Problem statement: Copy the records word for word, starting at the first line and continuing through the line containing "cloud xyxy=(740,138,800,160)", with that line included.
**** Material
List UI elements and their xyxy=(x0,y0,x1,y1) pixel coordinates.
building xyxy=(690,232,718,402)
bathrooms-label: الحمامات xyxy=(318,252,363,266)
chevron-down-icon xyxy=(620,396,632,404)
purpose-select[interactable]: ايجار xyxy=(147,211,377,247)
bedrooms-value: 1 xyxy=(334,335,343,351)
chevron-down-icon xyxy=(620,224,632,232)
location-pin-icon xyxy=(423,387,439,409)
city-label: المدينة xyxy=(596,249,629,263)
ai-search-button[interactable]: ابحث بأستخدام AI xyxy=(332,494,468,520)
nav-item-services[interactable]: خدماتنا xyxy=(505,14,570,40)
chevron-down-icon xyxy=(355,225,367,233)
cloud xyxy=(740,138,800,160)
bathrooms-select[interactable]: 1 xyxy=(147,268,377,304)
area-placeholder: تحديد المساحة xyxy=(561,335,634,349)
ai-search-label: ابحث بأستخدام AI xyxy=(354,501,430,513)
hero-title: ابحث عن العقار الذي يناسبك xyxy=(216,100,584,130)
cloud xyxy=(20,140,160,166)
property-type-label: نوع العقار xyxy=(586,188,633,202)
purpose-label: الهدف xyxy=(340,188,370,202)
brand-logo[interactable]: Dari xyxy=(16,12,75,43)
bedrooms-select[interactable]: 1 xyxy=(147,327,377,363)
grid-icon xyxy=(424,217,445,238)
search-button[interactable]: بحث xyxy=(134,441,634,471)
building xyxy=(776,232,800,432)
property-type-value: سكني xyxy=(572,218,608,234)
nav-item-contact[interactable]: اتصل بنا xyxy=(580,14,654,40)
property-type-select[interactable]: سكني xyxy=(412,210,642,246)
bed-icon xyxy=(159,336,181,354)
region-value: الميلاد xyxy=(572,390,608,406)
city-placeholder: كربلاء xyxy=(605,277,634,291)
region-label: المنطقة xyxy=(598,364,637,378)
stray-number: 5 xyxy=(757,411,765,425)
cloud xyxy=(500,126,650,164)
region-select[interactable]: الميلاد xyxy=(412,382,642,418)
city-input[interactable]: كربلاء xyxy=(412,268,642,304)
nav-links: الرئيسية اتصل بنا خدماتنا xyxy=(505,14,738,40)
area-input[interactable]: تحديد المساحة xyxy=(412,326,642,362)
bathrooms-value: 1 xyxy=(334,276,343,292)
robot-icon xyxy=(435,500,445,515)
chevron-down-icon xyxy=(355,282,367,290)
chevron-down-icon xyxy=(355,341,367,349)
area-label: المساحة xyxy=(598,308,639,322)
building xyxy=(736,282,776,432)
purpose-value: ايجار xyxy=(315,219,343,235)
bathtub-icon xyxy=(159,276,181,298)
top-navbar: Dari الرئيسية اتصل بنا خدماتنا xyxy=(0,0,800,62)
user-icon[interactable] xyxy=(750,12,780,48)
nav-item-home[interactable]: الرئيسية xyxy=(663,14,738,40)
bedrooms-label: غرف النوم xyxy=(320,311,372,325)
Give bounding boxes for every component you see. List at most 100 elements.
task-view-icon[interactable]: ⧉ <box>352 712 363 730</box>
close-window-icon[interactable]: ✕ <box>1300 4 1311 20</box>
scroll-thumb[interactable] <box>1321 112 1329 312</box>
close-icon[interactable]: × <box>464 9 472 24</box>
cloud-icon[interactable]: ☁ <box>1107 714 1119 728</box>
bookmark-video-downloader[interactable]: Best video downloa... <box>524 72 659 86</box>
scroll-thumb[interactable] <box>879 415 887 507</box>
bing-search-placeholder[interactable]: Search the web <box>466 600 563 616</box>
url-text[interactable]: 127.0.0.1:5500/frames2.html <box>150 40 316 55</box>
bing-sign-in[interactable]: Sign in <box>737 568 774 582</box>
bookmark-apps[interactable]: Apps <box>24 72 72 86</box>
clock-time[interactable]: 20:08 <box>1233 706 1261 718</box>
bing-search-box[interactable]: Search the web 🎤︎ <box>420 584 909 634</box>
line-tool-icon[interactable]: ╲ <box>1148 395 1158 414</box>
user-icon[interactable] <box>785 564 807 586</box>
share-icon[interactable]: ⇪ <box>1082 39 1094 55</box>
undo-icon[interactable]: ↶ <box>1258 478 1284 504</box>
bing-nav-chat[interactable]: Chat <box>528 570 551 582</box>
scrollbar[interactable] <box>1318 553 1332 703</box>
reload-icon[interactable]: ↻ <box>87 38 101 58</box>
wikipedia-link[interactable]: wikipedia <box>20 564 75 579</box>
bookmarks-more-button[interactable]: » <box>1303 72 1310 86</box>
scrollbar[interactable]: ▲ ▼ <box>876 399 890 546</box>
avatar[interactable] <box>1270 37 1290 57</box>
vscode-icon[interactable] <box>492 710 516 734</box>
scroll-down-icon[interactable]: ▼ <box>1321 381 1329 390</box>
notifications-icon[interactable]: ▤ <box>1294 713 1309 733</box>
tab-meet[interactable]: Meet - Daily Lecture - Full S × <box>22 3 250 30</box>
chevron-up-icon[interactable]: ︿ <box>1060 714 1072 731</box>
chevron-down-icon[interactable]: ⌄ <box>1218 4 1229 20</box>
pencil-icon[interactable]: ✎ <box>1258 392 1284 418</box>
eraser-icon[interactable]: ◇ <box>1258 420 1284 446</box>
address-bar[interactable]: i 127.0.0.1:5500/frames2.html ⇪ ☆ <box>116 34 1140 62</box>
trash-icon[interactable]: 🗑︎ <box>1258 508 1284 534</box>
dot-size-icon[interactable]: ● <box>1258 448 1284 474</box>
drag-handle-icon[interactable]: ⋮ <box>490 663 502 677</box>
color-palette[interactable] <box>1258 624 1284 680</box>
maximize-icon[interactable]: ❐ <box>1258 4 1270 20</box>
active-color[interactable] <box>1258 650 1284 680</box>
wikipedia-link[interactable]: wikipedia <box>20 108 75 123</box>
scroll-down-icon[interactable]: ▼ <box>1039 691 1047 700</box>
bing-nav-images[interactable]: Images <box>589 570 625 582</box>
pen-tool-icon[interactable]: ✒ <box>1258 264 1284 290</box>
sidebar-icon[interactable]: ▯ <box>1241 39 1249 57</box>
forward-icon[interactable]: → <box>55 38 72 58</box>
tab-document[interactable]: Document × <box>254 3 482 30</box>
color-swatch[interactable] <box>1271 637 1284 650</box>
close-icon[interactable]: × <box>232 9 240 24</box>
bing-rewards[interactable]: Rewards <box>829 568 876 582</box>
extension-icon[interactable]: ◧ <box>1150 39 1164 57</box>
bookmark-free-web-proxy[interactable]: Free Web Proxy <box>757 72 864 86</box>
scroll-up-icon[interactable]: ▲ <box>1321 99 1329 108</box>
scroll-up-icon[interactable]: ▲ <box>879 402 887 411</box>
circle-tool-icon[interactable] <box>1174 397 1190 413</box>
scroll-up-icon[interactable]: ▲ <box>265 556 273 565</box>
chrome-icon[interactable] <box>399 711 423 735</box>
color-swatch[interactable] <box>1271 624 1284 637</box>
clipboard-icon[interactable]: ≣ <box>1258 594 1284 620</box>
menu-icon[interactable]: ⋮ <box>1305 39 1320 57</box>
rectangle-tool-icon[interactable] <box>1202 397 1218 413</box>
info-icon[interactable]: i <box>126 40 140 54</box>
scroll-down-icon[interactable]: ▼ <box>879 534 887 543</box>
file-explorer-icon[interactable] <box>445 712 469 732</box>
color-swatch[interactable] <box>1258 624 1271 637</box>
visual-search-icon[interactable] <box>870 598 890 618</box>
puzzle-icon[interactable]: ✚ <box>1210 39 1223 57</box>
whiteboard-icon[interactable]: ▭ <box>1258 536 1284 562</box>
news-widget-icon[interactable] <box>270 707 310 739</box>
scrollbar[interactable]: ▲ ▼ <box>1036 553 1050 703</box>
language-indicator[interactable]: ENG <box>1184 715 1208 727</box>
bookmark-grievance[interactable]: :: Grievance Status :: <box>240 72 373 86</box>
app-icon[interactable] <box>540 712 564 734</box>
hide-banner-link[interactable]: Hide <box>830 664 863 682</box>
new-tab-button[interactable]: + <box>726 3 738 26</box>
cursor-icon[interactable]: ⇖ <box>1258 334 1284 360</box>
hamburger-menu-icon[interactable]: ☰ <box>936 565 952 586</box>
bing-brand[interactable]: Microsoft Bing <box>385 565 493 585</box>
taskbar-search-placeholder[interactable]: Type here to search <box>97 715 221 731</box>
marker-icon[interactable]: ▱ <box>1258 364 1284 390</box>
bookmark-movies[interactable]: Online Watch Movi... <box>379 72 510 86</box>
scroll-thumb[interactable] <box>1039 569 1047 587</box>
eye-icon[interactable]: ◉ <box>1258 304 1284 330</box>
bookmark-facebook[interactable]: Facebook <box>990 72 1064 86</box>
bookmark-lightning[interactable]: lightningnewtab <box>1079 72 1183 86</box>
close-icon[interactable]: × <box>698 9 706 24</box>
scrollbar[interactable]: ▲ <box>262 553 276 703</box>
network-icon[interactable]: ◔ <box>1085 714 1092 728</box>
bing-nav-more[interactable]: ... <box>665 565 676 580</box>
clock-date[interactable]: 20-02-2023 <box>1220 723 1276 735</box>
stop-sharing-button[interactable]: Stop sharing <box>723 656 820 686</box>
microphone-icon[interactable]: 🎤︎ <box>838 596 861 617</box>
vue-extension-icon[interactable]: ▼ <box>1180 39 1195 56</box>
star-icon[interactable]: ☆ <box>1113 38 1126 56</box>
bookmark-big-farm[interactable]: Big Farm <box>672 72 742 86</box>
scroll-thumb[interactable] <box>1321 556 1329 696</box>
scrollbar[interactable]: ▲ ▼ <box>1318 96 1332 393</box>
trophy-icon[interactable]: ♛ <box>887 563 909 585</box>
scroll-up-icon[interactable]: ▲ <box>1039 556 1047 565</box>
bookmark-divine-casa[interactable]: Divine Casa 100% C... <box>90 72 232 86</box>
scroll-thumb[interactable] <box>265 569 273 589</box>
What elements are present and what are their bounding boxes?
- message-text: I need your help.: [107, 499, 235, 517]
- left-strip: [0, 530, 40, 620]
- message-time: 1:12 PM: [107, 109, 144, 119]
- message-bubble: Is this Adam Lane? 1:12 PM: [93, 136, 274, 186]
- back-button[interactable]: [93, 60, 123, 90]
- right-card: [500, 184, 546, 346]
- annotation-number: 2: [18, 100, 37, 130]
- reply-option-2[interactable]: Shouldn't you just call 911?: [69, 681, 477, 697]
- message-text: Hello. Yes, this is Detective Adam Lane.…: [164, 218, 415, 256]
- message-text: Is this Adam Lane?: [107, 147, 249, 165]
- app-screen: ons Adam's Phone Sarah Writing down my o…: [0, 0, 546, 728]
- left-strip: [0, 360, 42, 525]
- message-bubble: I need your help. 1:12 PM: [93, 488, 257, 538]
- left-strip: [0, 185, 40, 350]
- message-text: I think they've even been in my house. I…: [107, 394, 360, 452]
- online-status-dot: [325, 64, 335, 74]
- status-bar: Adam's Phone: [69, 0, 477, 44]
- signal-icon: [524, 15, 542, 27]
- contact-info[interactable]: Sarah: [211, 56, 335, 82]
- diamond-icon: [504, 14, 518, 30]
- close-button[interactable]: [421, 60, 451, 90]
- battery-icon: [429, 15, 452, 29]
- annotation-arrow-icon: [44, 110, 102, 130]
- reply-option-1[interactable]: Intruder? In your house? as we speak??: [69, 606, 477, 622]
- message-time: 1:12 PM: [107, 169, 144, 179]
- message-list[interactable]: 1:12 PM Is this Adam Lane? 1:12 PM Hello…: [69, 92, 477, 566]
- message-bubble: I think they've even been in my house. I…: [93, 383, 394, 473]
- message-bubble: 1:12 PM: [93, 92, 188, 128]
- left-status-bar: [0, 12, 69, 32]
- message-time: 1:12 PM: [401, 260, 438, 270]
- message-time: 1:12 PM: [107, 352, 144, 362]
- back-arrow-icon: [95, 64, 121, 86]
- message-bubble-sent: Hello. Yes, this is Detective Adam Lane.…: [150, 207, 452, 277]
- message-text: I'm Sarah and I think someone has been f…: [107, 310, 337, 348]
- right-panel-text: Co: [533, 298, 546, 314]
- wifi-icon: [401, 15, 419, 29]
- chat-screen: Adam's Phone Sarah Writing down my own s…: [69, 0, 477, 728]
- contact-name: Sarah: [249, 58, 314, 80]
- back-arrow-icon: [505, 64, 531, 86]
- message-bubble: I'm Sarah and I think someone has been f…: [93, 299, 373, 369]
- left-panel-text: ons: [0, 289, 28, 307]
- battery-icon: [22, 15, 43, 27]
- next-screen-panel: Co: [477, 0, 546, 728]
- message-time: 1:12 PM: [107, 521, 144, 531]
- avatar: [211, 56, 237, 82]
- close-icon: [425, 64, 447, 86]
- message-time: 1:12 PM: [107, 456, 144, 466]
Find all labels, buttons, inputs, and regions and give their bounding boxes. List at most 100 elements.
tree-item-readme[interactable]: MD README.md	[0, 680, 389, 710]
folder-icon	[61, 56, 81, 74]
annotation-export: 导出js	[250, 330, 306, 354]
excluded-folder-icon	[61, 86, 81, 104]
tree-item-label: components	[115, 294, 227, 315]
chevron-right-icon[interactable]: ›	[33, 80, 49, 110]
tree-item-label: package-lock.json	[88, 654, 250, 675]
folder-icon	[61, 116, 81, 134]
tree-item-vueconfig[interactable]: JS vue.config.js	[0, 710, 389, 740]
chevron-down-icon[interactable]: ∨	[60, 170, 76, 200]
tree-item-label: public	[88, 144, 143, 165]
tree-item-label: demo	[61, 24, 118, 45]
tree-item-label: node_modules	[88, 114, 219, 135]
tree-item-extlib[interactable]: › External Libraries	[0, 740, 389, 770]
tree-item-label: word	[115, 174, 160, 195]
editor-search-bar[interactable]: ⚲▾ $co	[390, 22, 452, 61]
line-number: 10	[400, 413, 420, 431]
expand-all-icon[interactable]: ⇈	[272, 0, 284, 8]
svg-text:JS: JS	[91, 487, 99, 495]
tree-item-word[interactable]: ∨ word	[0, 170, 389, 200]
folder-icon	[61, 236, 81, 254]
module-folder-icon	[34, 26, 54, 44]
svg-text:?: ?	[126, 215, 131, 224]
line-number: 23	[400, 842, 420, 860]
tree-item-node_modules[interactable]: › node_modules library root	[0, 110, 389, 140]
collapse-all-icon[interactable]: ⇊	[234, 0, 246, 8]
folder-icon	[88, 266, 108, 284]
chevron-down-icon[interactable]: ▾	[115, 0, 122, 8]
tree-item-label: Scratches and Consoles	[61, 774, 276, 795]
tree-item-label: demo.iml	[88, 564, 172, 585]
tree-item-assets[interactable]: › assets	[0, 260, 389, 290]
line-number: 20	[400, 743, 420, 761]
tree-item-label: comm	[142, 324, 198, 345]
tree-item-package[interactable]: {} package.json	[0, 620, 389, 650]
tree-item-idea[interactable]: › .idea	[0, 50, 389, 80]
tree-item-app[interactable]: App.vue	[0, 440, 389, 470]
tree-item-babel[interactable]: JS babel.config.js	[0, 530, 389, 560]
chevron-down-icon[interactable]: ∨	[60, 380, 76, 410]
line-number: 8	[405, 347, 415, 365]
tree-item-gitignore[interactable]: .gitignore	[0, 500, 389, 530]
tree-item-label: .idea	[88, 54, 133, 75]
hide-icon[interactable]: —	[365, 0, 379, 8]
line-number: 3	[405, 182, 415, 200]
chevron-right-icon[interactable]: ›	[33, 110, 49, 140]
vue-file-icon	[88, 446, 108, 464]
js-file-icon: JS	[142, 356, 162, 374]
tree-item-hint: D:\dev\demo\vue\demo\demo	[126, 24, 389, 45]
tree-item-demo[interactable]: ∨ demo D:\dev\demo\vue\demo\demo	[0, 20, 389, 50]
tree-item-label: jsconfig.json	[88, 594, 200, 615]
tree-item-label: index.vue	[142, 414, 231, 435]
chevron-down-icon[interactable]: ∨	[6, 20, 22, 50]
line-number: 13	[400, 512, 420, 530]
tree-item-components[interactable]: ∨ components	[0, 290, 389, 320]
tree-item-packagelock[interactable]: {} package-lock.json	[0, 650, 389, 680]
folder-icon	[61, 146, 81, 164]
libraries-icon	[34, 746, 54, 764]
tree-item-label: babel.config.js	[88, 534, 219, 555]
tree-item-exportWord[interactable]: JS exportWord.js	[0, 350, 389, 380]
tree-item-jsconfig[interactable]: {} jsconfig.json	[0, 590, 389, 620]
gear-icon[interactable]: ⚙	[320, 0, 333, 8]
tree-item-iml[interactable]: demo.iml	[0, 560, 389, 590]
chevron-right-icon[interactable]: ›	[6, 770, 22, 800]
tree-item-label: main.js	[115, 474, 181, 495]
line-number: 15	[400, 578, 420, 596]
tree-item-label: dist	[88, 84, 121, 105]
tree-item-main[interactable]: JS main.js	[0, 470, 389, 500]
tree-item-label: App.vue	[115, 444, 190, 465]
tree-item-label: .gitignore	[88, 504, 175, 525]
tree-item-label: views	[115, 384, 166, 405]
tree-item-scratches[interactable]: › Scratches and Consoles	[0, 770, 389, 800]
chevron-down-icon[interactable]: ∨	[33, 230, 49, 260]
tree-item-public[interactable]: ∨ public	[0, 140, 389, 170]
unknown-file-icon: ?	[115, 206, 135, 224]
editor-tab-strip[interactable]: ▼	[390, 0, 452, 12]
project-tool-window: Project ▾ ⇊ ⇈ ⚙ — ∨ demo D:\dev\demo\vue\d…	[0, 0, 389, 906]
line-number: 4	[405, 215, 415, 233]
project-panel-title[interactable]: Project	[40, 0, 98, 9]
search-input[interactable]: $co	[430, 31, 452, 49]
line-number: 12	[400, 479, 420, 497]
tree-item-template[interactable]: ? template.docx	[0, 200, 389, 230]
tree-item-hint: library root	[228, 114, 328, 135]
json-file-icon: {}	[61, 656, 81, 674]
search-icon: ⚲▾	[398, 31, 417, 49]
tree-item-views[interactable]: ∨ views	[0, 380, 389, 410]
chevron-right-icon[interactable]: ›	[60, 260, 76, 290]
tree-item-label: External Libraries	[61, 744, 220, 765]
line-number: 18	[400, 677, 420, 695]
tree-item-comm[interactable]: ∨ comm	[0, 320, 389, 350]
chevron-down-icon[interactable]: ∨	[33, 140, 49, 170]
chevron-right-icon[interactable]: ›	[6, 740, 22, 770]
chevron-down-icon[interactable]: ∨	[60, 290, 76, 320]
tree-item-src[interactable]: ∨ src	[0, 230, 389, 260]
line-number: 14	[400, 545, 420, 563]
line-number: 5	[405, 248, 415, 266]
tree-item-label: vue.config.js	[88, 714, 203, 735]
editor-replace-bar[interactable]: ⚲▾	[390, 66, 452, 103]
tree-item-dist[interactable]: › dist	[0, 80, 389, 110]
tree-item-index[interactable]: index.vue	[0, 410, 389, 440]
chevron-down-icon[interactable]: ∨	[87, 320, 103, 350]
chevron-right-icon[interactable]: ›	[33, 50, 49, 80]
********
Task answer:
List UI elements and their xyxy=(x0,y0,x1,y1) pixel coordinates.
building xyxy=(690,232,718,402)
bathrooms-label: الحمامات xyxy=(318,252,363,266)
chevron-down-icon xyxy=(620,396,632,404)
purpose-select[interactable]: ايجار xyxy=(147,211,377,247)
bedrooms-value: 1 xyxy=(334,335,343,351)
chevron-down-icon xyxy=(620,224,632,232)
location-pin-icon xyxy=(423,387,439,409)
city-label: المدينة xyxy=(596,249,629,263)
ai-search-button[interactable]: ابحث بأستخدام AI xyxy=(332,494,468,520)
nav-item-services[interactable]: خدماتنا xyxy=(505,14,570,40)
chevron-down-icon xyxy=(355,225,367,233)
cloud xyxy=(740,138,800,160)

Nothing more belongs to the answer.